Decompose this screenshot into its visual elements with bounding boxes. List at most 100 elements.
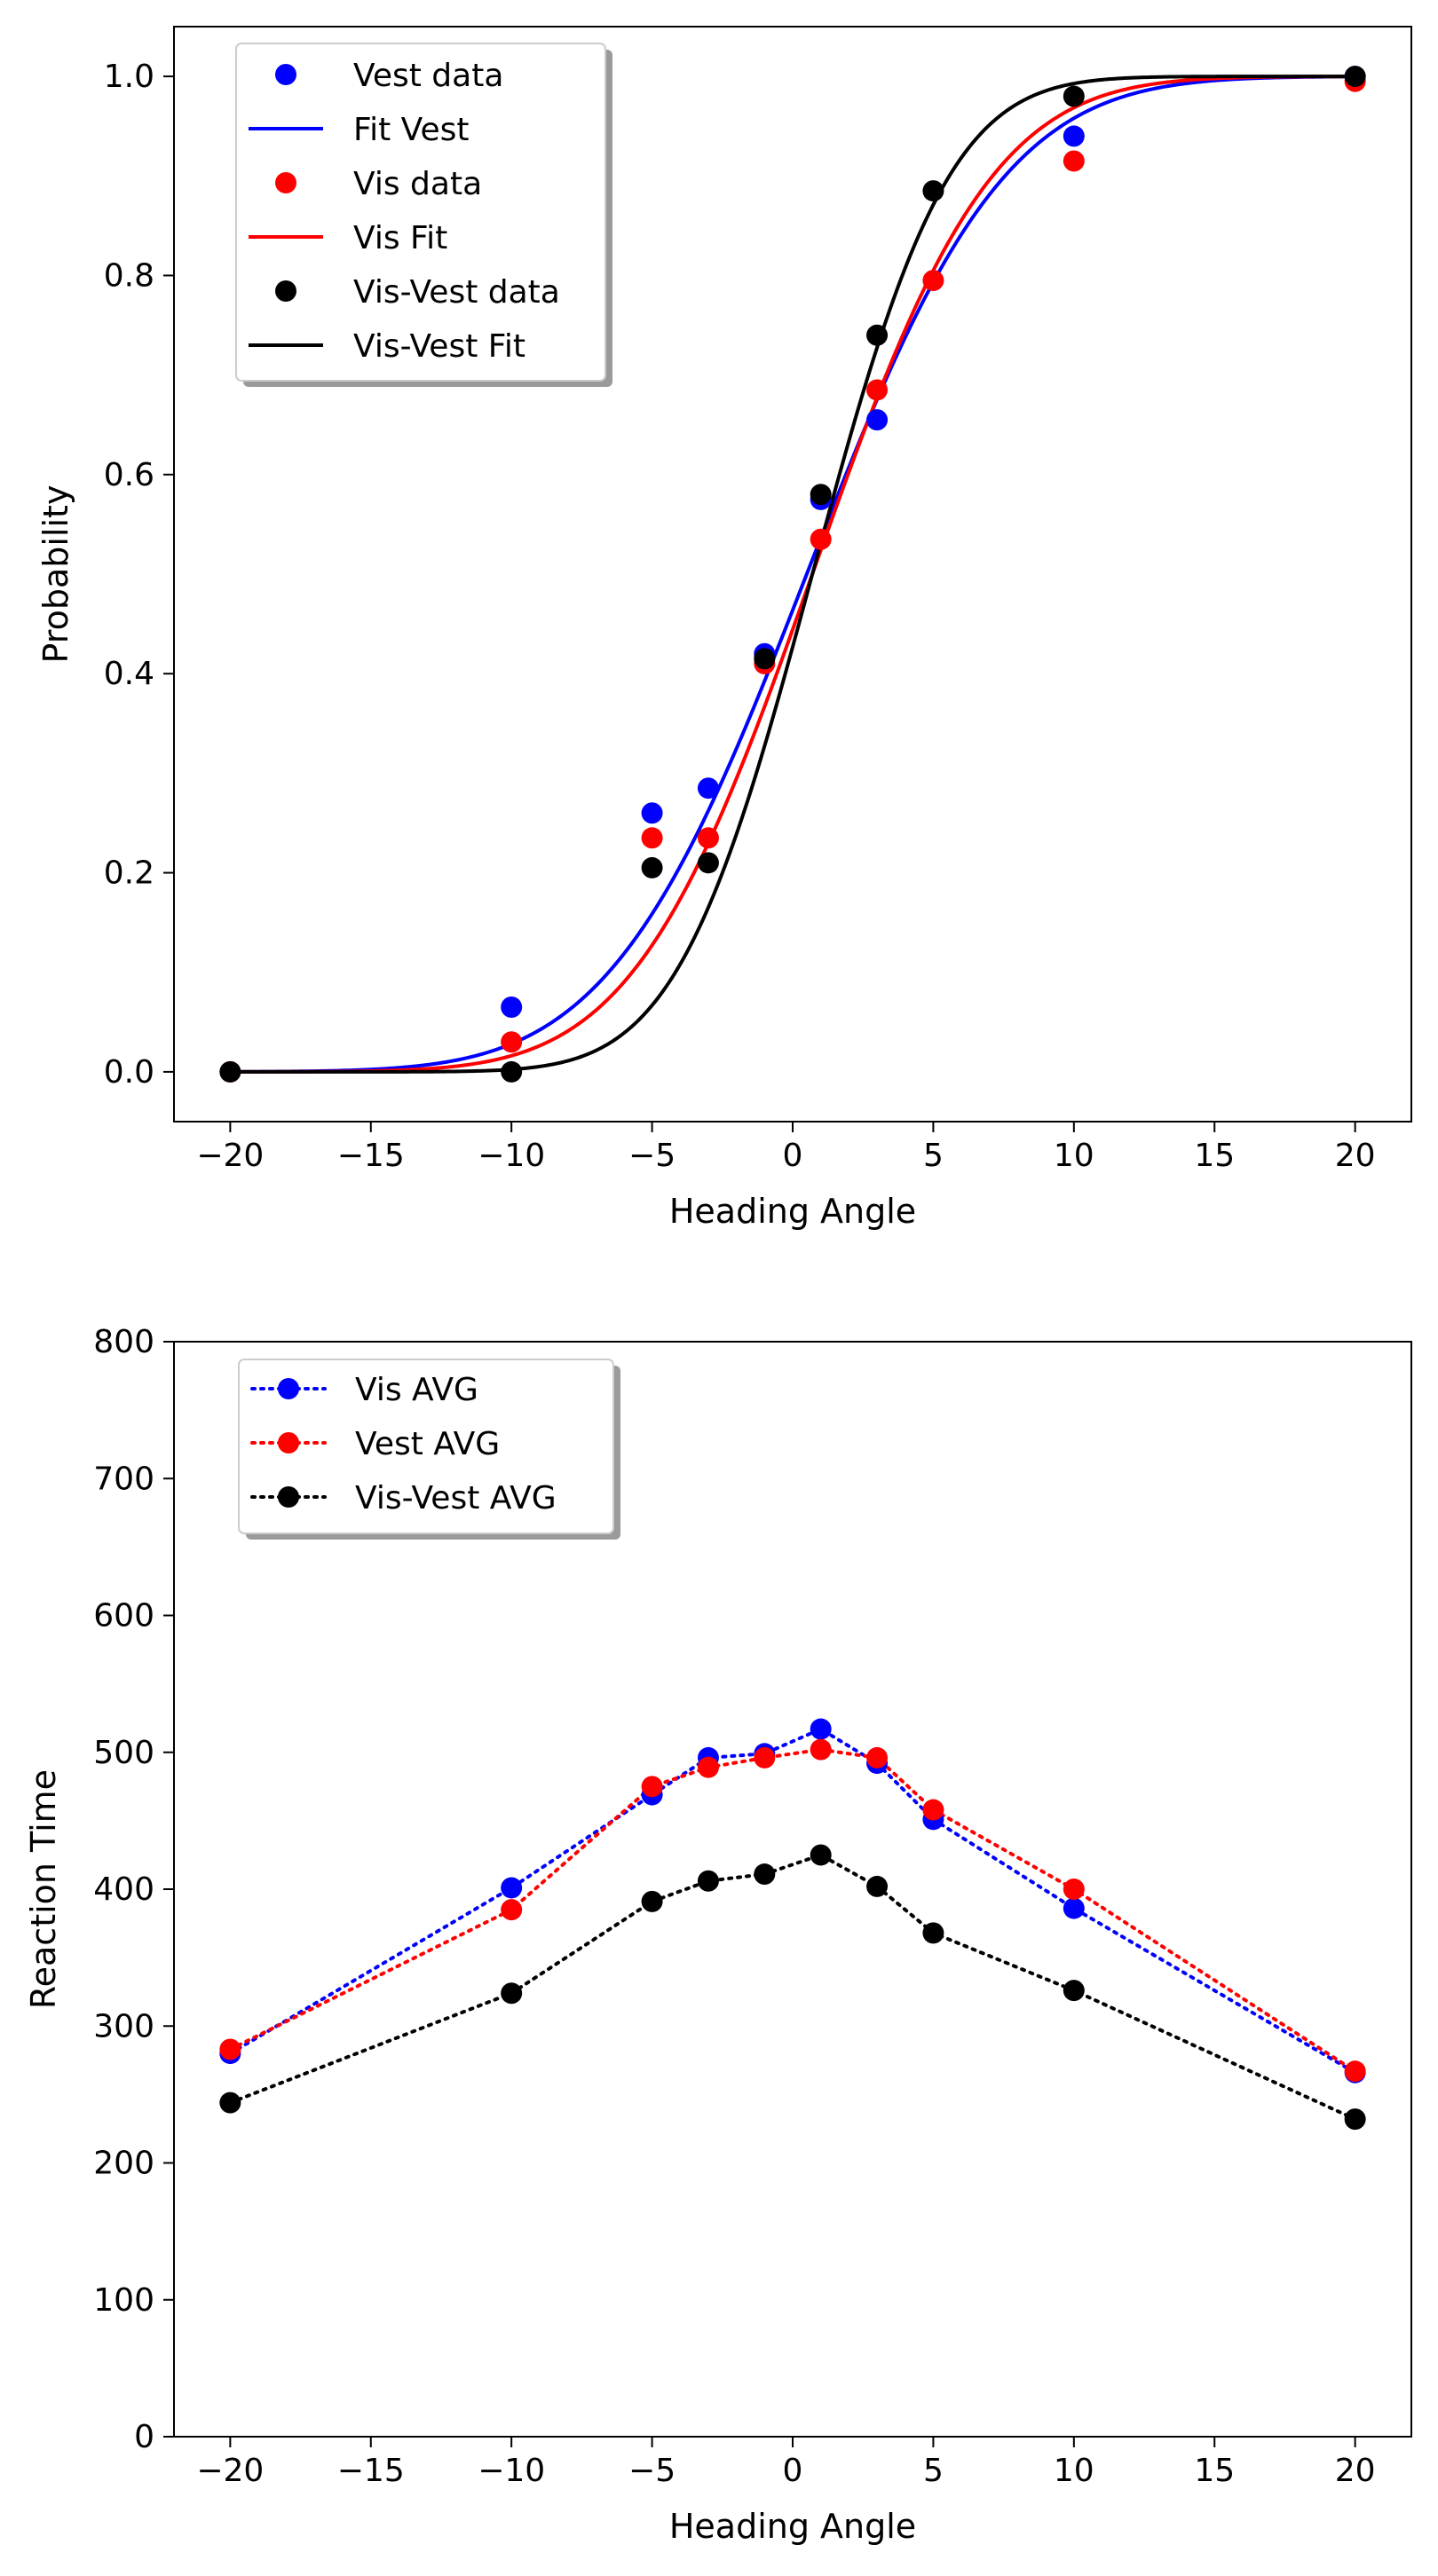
vis-vest-avg-point — [922, 1922, 944, 1944]
x-tick-label: −20 — [196, 1138, 264, 1174]
y-tick-label: 600 — [93, 1598, 154, 1635]
y-axis-label: Probability — [36, 485, 75, 664]
y-tick-label: 400 — [93, 1871, 154, 1908]
x-tick-label: 10 — [1054, 2453, 1094, 2489]
vis-vest-data-point — [810, 484, 832, 506]
x-tick-label: 5 — [923, 2453, 944, 2489]
vis-data-point — [697, 827, 719, 849]
vis-data-point — [922, 270, 944, 292]
average-lines — [228, 1727, 1357, 2122]
y-tick-label: 0.6 — [104, 457, 154, 493]
y-tick-label: 800 — [93, 1324, 154, 1360]
legend: Vis AVG Vest AVG Vis-Vest AVG — [238, 1359, 620, 1540]
x-tick-label: −10 — [478, 1138, 545, 1174]
vest-avg-point — [1063, 1879, 1085, 1900]
vest-avg-point — [641, 1776, 663, 1798]
vest-avg-point — [754, 1746, 776, 1769]
x-tick-label: 15 — [1194, 1138, 1235, 1174]
vest-avg-point — [922, 1799, 944, 1821]
x-tick-label: 0 — [783, 2453, 803, 2489]
vest-data-point — [501, 996, 523, 1018]
vest-avg-point — [810, 1738, 832, 1761]
x-tick-label: −5 — [628, 2453, 676, 2489]
vest-avg-point — [501, 1899, 523, 1921]
vis-vest-avg-point — [754, 1863, 776, 1886]
vis-data-point — [866, 379, 889, 401]
y-tick-label: 1.0 — [104, 59, 154, 95]
vis-data-point — [641, 827, 663, 849]
y-tick-label: 0 — [134, 2419, 154, 2455]
vis-avg-line — [228, 1727, 1357, 2075]
vis-vest-avg-point — [1063, 1980, 1085, 2002]
y-tick-label: 0.8 — [104, 257, 154, 294]
vis-avg-point — [810, 1718, 832, 1740]
legend-label: Vest data — [353, 58, 503, 94]
vis-vest-data-point — [501, 1060, 523, 1083]
y-tick-label: 700 — [93, 1461, 154, 1497]
y-tick-label: 100 — [93, 2282, 154, 2319]
vis-vest-avg-point — [1344, 2108, 1366, 2131]
y-axis-ticks: 0 100 200 300 400 500 600 700 800 — [93, 1324, 174, 2455]
vis-vest-data-point — [754, 648, 776, 670]
vis-vest-data-point — [1063, 85, 1085, 107]
x-axis-label: Heading Angle — [669, 2507, 916, 2546]
vis-avg-point — [1063, 1897, 1085, 1919]
vis-vest-data-point — [697, 852, 719, 874]
x-tick-label: 10 — [1054, 1138, 1094, 1174]
legend-marker — [278, 1432, 299, 1453]
vis-vest-fit-line — [230, 75, 1355, 1074]
vis-vest-data-point — [219, 1060, 241, 1083]
legend-label: Vis-Vest Fit — [353, 328, 525, 365]
x-axis-label: Heading Angle — [669, 1192, 916, 1231]
x-tick-label: 0 — [783, 1138, 803, 1174]
legend-marker — [278, 1486, 299, 1508]
legend-label: Vis Fit — [353, 220, 447, 256]
probability-chart: −20 −15 −10 −5 0 5 10 15 20 0.0 0.2 0.4 0.6 0.8 1.0 H… — [36, 26, 1412, 1231]
vis-vest-data-point — [866, 324, 889, 346]
legend-label: Vis data — [353, 166, 482, 202]
x-tick-label: 15 — [1194, 2453, 1235, 2489]
legend-marker — [278, 1378, 299, 1399]
vest-avg-point — [697, 1756, 719, 1778]
vis-data-point — [810, 528, 832, 550]
vest-data-point — [641, 802, 663, 824]
vest-data-point — [866, 409, 889, 431]
y-tick-label: 500 — [93, 1735, 154, 1771]
vis-vest-avg-point — [501, 1982, 523, 2005]
x-tick-label: −15 — [337, 1138, 405, 1174]
legend-marker — [275, 280, 296, 302]
vest-data-point — [1063, 125, 1085, 147]
vis-vest-data-point — [922, 180, 944, 202]
vis-avg-point — [501, 1877, 523, 1899]
legend-label: Vest AVG — [355, 1426, 500, 1462]
reaction-time-chart: −20 −15 −10 −5 0 5 10 15 20 0 100 200 300 400 500 600 7… — [24, 1324, 1412, 2546]
vis-vest-data-point — [1344, 66, 1366, 88]
y-tick-label: 0.2 — [104, 855, 154, 892]
y-tick-label: 200 — [93, 2146, 154, 2182]
vis-vest-avg-line — [228, 1853, 1357, 2122]
x-tick-label: 20 — [1335, 1138, 1376, 1174]
vis-data-point — [501, 1031, 523, 1053]
average-points — [219, 1718, 1366, 2131]
vest-avg-line — [228, 1747, 1357, 2074]
y-tick-label: 300 — [93, 2008, 154, 2044]
x-tick-label: 20 — [1335, 2453, 1376, 2489]
y-axis-label: Reaction Time — [24, 1769, 63, 2009]
vis-fit-line — [230, 75, 1355, 1074]
y-tick-label: 0.0 — [104, 1054, 154, 1091]
x-axis-ticks: −20 −15 −10 −5 0 5 10 15 20 — [196, 2437, 1376, 2489]
x-tick-label: −5 — [628, 1138, 676, 1174]
fit-vest-line — [230, 75, 1355, 1074]
vest-avg-point — [1344, 2060, 1366, 2083]
vis-vest-avg-point — [866, 1875, 889, 1897]
data-points — [219, 66, 1366, 1083]
legend-marker — [275, 172, 296, 193]
vis-data-point — [1063, 150, 1085, 172]
vest-avg-point — [219, 2038, 241, 2060]
x-tick-label: −10 — [478, 2453, 545, 2489]
vis-vest-data-point — [641, 856, 663, 878]
vis-vest-avg-point — [219, 2092, 241, 2114]
vis-vest-avg-point — [641, 1890, 663, 1912]
y-tick-label: 0.4 — [104, 656, 154, 692]
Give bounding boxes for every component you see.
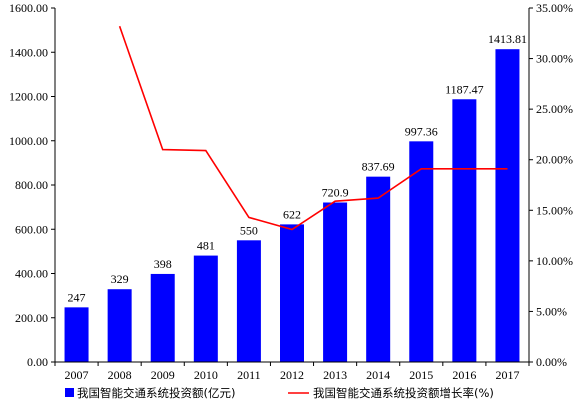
legend-label-investment: 我国智能交通系统投资额(亿元) bbox=[77, 386, 235, 400]
legend: 我国智能交通系统投资额(亿元) 我国智能交通系统投资额增长率(%) bbox=[65, 386, 494, 400]
bar-2014 bbox=[366, 176, 391, 362]
x-tick-label: 2007 bbox=[65, 368, 89, 382]
bar-2009 bbox=[150, 273, 175, 362]
left-tick-label: 1600.00 bbox=[9, 1, 48, 15]
x-tick-label: 2011 bbox=[237, 368, 261, 382]
left-tick-label: 1400.00 bbox=[9, 45, 48, 59]
bar-label-2012: 622 bbox=[283, 207, 301, 221]
x-tick-label: 2014 bbox=[366, 368, 390, 382]
right-axis-ticks: 0.00% 5.00% 10.00% 15.00% 20.00% 25.00% 30.00%… bbox=[529, 1, 573, 369]
x-tick-label: 2008 bbox=[108, 368, 132, 382]
right-tick-label: 15.00% bbox=[536, 203, 573, 217]
right-tick-label: 35.00% bbox=[536, 1, 573, 15]
left-tick-label: 1000.00 bbox=[9, 134, 48, 148]
bar-labels: 247 329 398 481 550 622 720.9 837.69 997.36 1187.… bbox=[68, 32, 527, 304]
bar-label-2008: 329 bbox=[111, 272, 129, 286]
bar-label-2017: 1413.81 bbox=[488, 32, 527, 46]
left-tick-label: 0.00 bbox=[27, 355, 48, 369]
bar-label-2015: 997.36 bbox=[405, 124, 438, 138]
left-axis-ticks: 0.00 200.00 400.00 600.00 800.00 1000.00 1200.… bbox=[9, 1, 55, 369]
bar-label-2016: 1187.47 bbox=[445, 82, 484, 96]
right-tick-label: 5.00% bbox=[536, 304, 567, 318]
left-tick-label: 1200.00 bbox=[9, 90, 48, 104]
bar-2007 bbox=[64, 307, 89, 362]
x-tick-label: 2009 bbox=[151, 368, 175, 382]
bar-label-2011: 550 bbox=[240, 223, 258, 237]
left-tick-label: 800.00 bbox=[15, 178, 48, 192]
bar-label-2009: 398 bbox=[154, 257, 172, 271]
right-tick-label: 30.00% bbox=[536, 52, 573, 66]
right-tick-label: 0.00% bbox=[536, 355, 567, 369]
bar-label-2010: 481 bbox=[197, 239, 215, 253]
bar-2010 bbox=[193, 255, 218, 362]
right-tick-label: 25.00% bbox=[536, 102, 573, 116]
bar-2011 bbox=[236, 240, 261, 362]
x-tick-label: 2010 bbox=[194, 368, 218, 382]
growth-line-series bbox=[118, 25, 508, 231]
left-tick-label: 400.00 bbox=[15, 267, 48, 281]
bar-label-2007: 247 bbox=[68, 290, 86, 304]
bar-2013 bbox=[323, 202, 348, 362]
bar-2012 bbox=[280, 224, 304, 362]
bar-2017 bbox=[495, 49, 520, 362]
x-tick-label: 2016 bbox=[452, 368, 476, 382]
x-tick-label: 2013 bbox=[323, 368, 347, 382]
x-tick-label: 2012 bbox=[280, 368, 304, 382]
legend-label-growth: 我国智能交通系统投资额增长率(%) bbox=[313, 386, 494, 400]
left-tick-label: 200.00 bbox=[15, 311, 48, 325]
x-tick-label: 2017 bbox=[495, 368, 519, 382]
bar-2016 bbox=[452, 99, 477, 362]
left-tick-label: 600.00 bbox=[15, 222, 48, 236]
bar-label-2014: 837.69 bbox=[362, 160, 395, 174]
growth-line bbox=[118, 25, 508, 231]
right-tick-label: 10.00% bbox=[536, 254, 573, 268]
right-tick-label: 20.00% bbox=[536, 153, 573, 167]
x-tick-label: 2015 bbox=[409, 368, 433, 382]
bar-label-2013: 720.9 bbox=[322, 186, 349, 200]
bars bbox=[64, 49, 520, 362]
bar-2008 bbox=[107, 289, 132, 362]
legend-swatch-investment bbox=[65, 388, 74, 397]
x-axis-ticks: 2007 2008 2009 2010 2011 2012 2013 2014 2015 2016… bbox=[54, 362, 530, 382]
bar-2015 bbox=[409, 141, 434, 362]
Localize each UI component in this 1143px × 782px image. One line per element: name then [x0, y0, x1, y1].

:::::

- [Direction]:
Reproduce word for word the lines of the records starting with the line containing "vis-vest-avg-point — [922, 1922, 944, 1944]" and going on through the line containing "x-tick-label: 5 — [923, 2453, 944, 2489]".

- [Final result]:
vis-vest-avg-point — [922, 1922, 944, 1944]
x-tick-label: −20 — [196, 1138, 264, 1174]
y-tick-label: 600 — [93, 1598, 154, 1635]
y-axis-label: Probability — [36, 485, 75, 664]
y-tick-label: 400 — [93, 1871, 154, 1908]
x-tick-label: 10 — [1054, 2453, 1094, 2489]
vis-vest-data-point — [810, 484, 832, 506]
x-tick-label: 5 — [923, 2453, 944, 2489]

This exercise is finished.